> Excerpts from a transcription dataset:
--- START ---

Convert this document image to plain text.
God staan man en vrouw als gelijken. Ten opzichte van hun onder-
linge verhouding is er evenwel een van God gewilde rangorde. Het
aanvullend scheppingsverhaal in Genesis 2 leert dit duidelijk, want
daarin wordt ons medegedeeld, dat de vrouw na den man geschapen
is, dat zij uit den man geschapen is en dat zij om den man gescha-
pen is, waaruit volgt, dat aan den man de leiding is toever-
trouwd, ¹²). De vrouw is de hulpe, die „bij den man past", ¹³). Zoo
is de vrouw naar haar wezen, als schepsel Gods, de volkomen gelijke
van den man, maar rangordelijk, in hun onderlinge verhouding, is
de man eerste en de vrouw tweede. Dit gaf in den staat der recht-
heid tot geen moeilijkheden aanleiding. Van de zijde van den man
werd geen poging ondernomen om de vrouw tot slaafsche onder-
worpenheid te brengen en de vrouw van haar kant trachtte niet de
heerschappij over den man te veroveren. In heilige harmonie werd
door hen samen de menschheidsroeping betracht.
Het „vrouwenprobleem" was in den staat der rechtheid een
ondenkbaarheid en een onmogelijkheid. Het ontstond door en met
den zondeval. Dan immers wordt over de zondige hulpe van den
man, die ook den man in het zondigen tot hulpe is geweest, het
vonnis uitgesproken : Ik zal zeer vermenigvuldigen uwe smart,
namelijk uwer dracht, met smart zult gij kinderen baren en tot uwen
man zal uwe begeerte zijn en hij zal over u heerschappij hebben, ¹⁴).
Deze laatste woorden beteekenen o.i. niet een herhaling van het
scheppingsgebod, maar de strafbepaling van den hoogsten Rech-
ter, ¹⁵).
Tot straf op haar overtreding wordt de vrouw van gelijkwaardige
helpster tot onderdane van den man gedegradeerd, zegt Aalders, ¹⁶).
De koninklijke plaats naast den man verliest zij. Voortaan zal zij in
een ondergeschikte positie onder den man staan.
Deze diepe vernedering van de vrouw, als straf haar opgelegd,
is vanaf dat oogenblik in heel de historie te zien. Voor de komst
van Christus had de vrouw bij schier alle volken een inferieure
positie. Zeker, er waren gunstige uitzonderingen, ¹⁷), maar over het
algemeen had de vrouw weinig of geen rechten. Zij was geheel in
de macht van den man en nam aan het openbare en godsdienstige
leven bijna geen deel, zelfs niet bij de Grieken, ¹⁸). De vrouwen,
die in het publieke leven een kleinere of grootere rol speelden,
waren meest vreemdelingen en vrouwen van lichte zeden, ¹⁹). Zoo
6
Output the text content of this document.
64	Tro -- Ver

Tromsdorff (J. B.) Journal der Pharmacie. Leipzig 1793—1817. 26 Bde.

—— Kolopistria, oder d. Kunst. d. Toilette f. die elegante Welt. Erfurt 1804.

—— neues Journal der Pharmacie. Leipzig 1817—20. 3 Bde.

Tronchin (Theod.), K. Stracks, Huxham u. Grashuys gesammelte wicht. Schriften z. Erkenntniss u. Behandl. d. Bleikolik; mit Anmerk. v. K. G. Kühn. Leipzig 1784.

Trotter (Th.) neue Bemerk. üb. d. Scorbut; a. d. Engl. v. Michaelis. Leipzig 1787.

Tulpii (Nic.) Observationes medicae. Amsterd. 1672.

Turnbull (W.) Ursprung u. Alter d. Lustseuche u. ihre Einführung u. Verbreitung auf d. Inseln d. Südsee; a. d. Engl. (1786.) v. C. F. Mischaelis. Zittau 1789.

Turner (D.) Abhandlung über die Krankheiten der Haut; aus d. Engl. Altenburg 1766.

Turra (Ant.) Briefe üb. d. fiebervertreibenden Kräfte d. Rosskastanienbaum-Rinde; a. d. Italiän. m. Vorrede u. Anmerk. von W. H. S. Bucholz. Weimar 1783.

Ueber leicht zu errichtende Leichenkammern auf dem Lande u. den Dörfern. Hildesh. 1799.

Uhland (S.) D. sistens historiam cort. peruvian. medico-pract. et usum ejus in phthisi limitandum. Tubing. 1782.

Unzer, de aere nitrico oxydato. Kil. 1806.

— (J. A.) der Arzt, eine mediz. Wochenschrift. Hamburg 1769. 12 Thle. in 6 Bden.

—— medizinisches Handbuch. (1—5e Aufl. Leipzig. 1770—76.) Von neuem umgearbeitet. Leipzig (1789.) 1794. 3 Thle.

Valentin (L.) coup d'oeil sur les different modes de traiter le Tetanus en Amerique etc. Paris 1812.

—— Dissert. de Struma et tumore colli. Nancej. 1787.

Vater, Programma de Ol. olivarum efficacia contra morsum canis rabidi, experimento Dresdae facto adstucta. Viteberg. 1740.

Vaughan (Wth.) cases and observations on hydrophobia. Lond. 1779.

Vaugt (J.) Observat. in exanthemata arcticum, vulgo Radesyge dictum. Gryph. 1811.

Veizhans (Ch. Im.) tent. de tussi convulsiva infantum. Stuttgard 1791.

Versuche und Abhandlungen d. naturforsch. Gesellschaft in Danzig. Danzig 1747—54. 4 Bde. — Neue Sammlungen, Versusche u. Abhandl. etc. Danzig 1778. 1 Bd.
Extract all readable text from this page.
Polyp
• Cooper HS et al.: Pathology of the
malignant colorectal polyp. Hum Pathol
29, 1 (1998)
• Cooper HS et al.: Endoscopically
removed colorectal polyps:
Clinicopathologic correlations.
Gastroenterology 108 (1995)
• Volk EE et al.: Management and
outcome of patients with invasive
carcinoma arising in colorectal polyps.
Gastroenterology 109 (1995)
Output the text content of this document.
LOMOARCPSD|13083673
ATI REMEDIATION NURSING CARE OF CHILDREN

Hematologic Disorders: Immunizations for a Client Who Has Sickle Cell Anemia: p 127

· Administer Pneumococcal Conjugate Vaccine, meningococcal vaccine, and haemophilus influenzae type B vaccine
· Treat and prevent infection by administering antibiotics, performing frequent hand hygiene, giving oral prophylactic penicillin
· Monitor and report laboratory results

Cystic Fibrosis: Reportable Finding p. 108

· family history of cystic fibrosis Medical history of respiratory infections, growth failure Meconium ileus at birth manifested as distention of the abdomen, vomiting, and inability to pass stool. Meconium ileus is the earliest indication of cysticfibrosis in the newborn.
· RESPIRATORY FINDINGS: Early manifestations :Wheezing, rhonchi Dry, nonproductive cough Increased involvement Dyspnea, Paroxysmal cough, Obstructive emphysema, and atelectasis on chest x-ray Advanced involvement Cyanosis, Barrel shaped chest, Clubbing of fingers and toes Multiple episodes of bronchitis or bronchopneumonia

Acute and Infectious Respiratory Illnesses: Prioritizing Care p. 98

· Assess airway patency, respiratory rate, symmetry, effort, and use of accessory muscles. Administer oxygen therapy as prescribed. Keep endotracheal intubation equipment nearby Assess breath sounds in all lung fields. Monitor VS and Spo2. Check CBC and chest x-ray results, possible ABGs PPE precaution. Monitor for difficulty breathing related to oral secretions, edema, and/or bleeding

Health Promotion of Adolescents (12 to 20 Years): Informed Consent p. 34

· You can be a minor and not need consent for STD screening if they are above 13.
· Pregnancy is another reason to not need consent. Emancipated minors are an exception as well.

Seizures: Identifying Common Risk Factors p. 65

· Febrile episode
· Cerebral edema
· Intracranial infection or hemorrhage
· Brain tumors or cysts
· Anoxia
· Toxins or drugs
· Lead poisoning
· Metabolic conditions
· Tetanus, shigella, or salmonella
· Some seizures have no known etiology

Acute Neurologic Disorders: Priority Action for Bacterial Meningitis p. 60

--- END ---

> What you should do: Retype the records exactly.

> Solution to the exercise:
Convert this document image to plain text.
God staan man en vrouw als gelijken. Ten opzichte van hun onder-
linge verhouding is er evenwel een van God gewilde rangorde. Het
aanvullend scheppingsverhaal in Genesis 2 leert dit duidelijk, want
daarin wordt ons medegedeeld, dat de vrouw na den man geschapen
is, dat zij uit den man geschapen is en dat zij om den man gescha-
pen is, waaruit volgt, dat aan den man de leiding is toever-
trouwd, ¹²). De vrouw is de hulpe, die „bij den man past", ¹³). Zoo
is de vrouw naar haar wezen, als schepsel Gods, de volkomen gelijke
van den man, maar rangordelijk, in hun onderlinge verhouding, is
de man eerste en de vrouw tweede. Dit gaf in den staat der recht-
heid tot geen moeilijkheden aanleiding. Van de zijde van den man
werd geen poging ondernomen om de vrouw tot slaafsche onder-
worpenheid te brengen en de vrouw van haar kant trachtte niet de
heerschappij over den man te veroveren. In heilige harmonie werd
door hen samen de menschheidsroeping betracht.
Het „vrouwenprobleem" was in den staat der rechtheid een
ondenkbaarheid en een onmogelijkheid. Het ontstond door en met
den zondeval. Dan immers wordt over de zondige hulpe van den
man, die ook den man in het zondigen tot hulpe is geweest, het
vonnis uitgesproken : Ik zal zeer vermenigvuldigen uwe smart,
namelijk uwer dracht, met smart zult gij kinderen baren en tot uwen
man zal uwe begeerte zijn en hij zal over u heerschappij hebben, ¹⁴).
Deze laatste woorden beteekenen o.i. niet een herhaling van het
scheppingsgebod, maar de strafbepaling van den hoogsten Rech-
ter, ¹⁵).
Tot straf op haar overtreding wordt de vrouw van gelijkwaardige
helpster tot onderdane van den man gedegradeerd, zegt Aalders, ¹⁶).
De koninklijke plaats naast den man verliest zij. Voortaan zal zij in
een ondergeschikte positie onder den man staan.
Deze diepe vernedering van de vrouw, als straf haar opgelegd,
is vanaf dat oogenblik in heel de historie te zien. Voor de komst
van Christus had de vrouw bij schier alle volken een inferieure
positie. Zeker, er waren gunstige uitzonderingen, ¹⁷), maar over het
algemeen had de vrouw weinig of geen rechten. Zij was geheel in
de macht van den man en nam aan het openbare en godsdienstige
leven bijna geen deel, zelfs niet bij de Grieken, ¹⁸). De vrouwen,
die in het publieke leven een kleinere of grootere rol speelden,
waren meest vreemdelingen en vrouwen van lichte zeden, ¹⁹). Zoo
6
Output the text content of this document.
64	Tro -- Ver

Tromsdorff (J. B.) Journal der Pharmacie. Leipzig 1793—1817. 26 Bde.

—— Kolopistria, oder d. Kunst. d. Toilette f. die elegante Welt. Erfurt 1804.

—— neues Journal der Pharmacie. Leipzig 1817—20. 3 Bde.

Tronchin (Theod.), K. Stracks, Huxham u. Grashuys gesammelte wicht. Schriften z. Erkenntniss u. Behandl. d. Bleikolik; mit Anmerk. v. K. G. Kühn. Leipzig 1784.

Trotter (Th.) neue Bemerk. üb. d. Scorbut; a. d. Engl. v. Michaelis. Leipzig 1787.

Tulpii (Nic.) Observationes medicae. Amsterd. 1672.

Turnbull (W.) Ursprung u. Alter d. Lustseuche u. ihre Einführung u. Verbreitung auf d. Inseln d. Südsee; a. d. Engl. (1786.) v. C. F. Mischaelis. Zittau 1789.

Turner (D.) Abhandlung über die Krankheiten der Haut; aus d. Engl. Altenburg 1766.

Turra (Ant.) Briefe üb. d. fiebervertreibenden Kräfte d. Rosskastanienbaum-Rinde; a. d. Italiän. m. Vorrede u. Anmerk. von W. H. S. Bucholz. Weimar 1783.

Ueber leicht zu errichtende Leichenkammern auf dem Lande u. den Dörfern. Hildesh. 1799.

Uhland (S.) D. sistens historiam cort. peruvian. medico-pract. et usum ejus in phthisi limitandum. Tubing. 1782.

Unzer, de aere nitrico oxydato. Kil. 1806.

— (J. A.) der Arzt, eine mediz. Wochenschrift. Hamburg 1769. 12 Thle. in 6 Bden.

—— medizinisches Handbuch. (1—5e Aufl. Leipzig. 1770—76.) Von neuem umgearbeitet. Leipzig (1789.) 1794. 3 Thle.

Valentin (L.) coup d'oeil sur les different modes de traiter le Tetanus en Amerique etc. Paris 1812.

—— Dissert. de Struma et tumore colli. Nancej. 1787.

Vater, Programma de Ol. olivarum efficacia contra morsum canis rabidi, experimento Dresdae facto adstucta. Viteberg. 1740.

Vaughan (Wth.) cases and observations on hydrophobia. Lond. 1779.

Vaugt (J.) Observat. in exanthemata arcticum, vulgo Radesyge dictum. Gryph. 1811.

Veizhans (Ch. Im.) tent. de tussi convulsiva infantum. Stuttgard 1791.

Versuche und Abhandlungen d. naturforsch. Gesellschaft in Danzig. Danzig 1747—54. 4 Bde. — Neue Sammlungen, Versusche u. Abhandl. etc. Danzig 1778. 1 Bd.
Extract all readable text from this page.
Polyp
• Cooper HS et al.: Pathology of the
malignant colorectal polyp. Hum Pathol
29, 1 (1998)
• Cooper HS et al.: Endoscopically
removed colorectal polyps:
Clinicopathologic correlations.
Gastroenterology 108 (1995)
• Volk EE et al.: Management and
outcome of patients with invasive
carcinoma arising in colorectal polyps.
Gastroenterology 109 (1995)
Output the text content of this document.
LOMOARCPSD|13083673
ATI REMEDIATION NURSING CARE OF CHILDREN

Hematologic Disorders: Immunizations for a Client Who Has Sickle Cell Anemia: p 127

· Administer Pneumococcal Conjugate Vaccine, meningococcal vaccine, and haemophilus influenzae type B vaccine
· Treat and prevent infection by administering antibiotics, performing frequent hand hygiene, giving oral prophylactic penicillin
· Monitor and report laboratory results

Cystic Fibrosis: Reportable Finding p. 108

· family history of cystic fibrosis Medical history of respiratory infections, growth failure Meconium ileus at birth manifested as distention of the abdomen, vomiting, and inability to pass stool. Meconium ileus is the earliest indication of cysticfibrosis in the newborn.
· RESPIRATORY FINDINGS: Early manifestations :Wheezing, rhonchi Dry, nonproductive cough Increased involvement Dyspnea, Paroxysmal cough, Obstructive emphysema, and atelectasis on chest x-ray Advanced involvement Cyanosis, Barrel shaped chest, Clubbing of fingers and toes Multiple episodes of bronchitis or bronchopneumonia

Acute and Infectious Respiratory Illnesses: Prioritizing Care p. 98

· Assess airway patency, respiratory rate, symmetry, effort, and use of accessory muscles. Administer oxygen therapy as prescribed. Keep endotracheal intubation equipment nearby Assess breath sounds in all lung fields. Monitor VS and Spo2. Check CBC and chest x-ray results, possible ABGs PPE precaution. Monitor for difficulty breathing related to oral secretions, edema, and/or bleeding

Health Promotion of Adolescents (12 to 20 Years): Informed Consent p. 34

· You can be a minor and not need consent for STD screening if they are above 13.
· Pregnancy is another reason to not need consent. Emancipated minors are an exception as well.

Seizures: Identifying Common Risk Factors p. 65

· Febrile episode
· Cerebral edema
· Intracranial infection or hemorrhage
· Brain tumors or cysts
· Anoxia
· Toxins or drugs
· Lead poisoning
· Metabolic conditions
· Tetanus, shigella, or salmonella
· Some seizures have no known etiology

Acute Neurologic Disorders: Priority Action for Bacterial Meningitis p. 60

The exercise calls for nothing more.